Data START
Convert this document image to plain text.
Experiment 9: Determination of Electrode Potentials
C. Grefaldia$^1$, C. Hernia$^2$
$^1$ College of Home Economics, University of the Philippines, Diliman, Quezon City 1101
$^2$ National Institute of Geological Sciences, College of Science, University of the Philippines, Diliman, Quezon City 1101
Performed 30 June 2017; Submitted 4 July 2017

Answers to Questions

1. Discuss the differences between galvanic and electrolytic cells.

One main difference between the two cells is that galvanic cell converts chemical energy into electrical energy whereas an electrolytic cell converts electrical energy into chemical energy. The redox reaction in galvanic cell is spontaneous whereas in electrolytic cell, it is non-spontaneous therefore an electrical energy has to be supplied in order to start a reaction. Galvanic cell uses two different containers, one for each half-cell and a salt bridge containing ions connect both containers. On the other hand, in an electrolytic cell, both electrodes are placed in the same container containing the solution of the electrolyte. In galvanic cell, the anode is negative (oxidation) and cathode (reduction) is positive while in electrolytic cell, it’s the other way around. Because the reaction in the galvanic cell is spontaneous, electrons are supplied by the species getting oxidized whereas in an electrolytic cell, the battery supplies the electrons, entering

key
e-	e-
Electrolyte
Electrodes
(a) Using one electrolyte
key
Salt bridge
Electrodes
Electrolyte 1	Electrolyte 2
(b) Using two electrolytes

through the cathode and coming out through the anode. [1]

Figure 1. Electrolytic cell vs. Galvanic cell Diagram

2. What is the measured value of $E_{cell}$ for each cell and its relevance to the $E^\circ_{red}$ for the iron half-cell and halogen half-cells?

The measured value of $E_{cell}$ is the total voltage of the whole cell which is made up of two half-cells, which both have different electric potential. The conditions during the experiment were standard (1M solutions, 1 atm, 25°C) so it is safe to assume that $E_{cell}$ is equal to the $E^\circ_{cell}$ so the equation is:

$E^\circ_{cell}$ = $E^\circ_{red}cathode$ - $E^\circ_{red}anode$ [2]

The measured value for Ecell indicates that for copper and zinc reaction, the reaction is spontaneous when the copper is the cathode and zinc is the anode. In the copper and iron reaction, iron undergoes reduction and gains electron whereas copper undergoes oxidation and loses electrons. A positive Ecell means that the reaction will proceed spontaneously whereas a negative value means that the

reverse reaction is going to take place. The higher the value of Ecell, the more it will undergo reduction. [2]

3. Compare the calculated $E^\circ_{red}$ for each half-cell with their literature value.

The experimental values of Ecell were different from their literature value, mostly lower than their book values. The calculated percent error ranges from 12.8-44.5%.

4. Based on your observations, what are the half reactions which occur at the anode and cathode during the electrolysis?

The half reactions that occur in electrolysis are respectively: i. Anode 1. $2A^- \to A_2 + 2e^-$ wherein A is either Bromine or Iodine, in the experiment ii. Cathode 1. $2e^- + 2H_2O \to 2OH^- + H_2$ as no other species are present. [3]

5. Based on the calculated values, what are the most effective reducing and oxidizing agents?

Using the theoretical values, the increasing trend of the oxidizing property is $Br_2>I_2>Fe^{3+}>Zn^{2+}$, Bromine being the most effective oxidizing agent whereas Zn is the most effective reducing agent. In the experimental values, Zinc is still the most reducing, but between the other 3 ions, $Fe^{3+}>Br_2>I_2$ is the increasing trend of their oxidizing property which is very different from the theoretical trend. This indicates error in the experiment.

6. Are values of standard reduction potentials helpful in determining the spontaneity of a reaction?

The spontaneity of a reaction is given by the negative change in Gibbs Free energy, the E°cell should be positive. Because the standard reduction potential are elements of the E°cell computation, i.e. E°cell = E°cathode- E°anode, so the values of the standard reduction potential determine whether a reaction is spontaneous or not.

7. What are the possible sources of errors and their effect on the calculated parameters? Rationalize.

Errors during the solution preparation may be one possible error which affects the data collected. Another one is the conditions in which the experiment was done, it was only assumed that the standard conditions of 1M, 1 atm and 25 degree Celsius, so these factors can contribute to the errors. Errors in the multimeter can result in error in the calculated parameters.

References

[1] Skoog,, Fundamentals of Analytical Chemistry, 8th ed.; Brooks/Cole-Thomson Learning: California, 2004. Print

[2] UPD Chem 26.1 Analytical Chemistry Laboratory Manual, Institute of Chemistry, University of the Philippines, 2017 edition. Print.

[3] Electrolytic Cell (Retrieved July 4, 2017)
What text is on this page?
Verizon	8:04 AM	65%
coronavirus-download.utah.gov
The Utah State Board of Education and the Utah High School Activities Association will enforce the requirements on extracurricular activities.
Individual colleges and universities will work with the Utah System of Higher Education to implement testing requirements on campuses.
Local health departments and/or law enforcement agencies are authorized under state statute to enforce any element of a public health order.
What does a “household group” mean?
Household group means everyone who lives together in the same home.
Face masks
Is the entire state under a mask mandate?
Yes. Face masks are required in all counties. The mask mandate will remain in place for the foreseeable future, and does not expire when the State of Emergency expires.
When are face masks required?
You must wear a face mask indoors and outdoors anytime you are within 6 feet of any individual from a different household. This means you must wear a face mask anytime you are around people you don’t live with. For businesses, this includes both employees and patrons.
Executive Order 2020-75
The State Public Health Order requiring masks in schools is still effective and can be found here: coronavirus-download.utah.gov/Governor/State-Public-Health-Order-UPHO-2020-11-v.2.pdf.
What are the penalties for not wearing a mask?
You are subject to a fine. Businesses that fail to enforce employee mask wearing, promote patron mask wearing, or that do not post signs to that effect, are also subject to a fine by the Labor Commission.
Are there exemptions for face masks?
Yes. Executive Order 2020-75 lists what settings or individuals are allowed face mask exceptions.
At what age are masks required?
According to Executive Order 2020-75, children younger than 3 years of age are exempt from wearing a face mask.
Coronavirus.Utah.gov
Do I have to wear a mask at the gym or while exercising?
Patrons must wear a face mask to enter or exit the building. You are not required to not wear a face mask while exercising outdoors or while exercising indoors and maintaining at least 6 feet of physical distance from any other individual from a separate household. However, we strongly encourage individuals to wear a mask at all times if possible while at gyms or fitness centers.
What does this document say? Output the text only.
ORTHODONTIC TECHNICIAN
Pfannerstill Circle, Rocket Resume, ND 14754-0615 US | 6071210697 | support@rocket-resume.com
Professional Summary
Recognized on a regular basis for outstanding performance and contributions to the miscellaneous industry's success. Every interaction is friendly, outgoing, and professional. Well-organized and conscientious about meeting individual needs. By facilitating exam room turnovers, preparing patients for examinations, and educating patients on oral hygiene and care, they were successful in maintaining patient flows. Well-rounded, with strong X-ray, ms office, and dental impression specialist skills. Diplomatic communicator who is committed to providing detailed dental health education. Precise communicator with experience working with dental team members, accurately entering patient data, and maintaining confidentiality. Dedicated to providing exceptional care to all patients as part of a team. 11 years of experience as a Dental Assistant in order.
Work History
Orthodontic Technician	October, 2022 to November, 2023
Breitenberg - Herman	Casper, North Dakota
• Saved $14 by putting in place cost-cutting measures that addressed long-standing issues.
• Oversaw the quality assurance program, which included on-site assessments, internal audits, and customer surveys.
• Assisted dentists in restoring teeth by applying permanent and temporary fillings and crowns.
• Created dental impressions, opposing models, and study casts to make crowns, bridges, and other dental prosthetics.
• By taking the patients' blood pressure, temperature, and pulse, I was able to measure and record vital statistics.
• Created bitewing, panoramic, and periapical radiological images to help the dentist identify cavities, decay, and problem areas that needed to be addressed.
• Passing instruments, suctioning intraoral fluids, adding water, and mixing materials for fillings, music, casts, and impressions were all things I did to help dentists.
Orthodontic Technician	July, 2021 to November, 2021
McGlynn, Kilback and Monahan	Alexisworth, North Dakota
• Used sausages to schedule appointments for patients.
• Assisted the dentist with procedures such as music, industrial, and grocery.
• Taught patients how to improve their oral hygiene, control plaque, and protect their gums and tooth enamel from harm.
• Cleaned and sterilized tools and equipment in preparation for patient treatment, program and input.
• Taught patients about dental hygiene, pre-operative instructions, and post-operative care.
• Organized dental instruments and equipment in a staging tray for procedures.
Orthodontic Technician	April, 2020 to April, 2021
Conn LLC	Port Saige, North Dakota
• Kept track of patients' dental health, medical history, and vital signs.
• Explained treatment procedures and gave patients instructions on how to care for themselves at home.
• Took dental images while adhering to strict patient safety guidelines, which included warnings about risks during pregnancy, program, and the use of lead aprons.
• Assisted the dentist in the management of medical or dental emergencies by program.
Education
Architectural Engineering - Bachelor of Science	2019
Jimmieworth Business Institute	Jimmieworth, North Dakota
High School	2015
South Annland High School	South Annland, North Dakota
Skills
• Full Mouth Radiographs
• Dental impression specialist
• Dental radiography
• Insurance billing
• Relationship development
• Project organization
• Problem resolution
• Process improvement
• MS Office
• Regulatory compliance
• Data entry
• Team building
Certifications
Data END
Find every line above where the word "instruments" occurs, and copy that line.

* [Reply]
• Passing instruments, suctioning intraoral fluids, adding water, and mixing materials for fillings, music, casts, and impressions were all things I did to help dentists.
• Organized dental instruments and equipment in a staging tray for procedures.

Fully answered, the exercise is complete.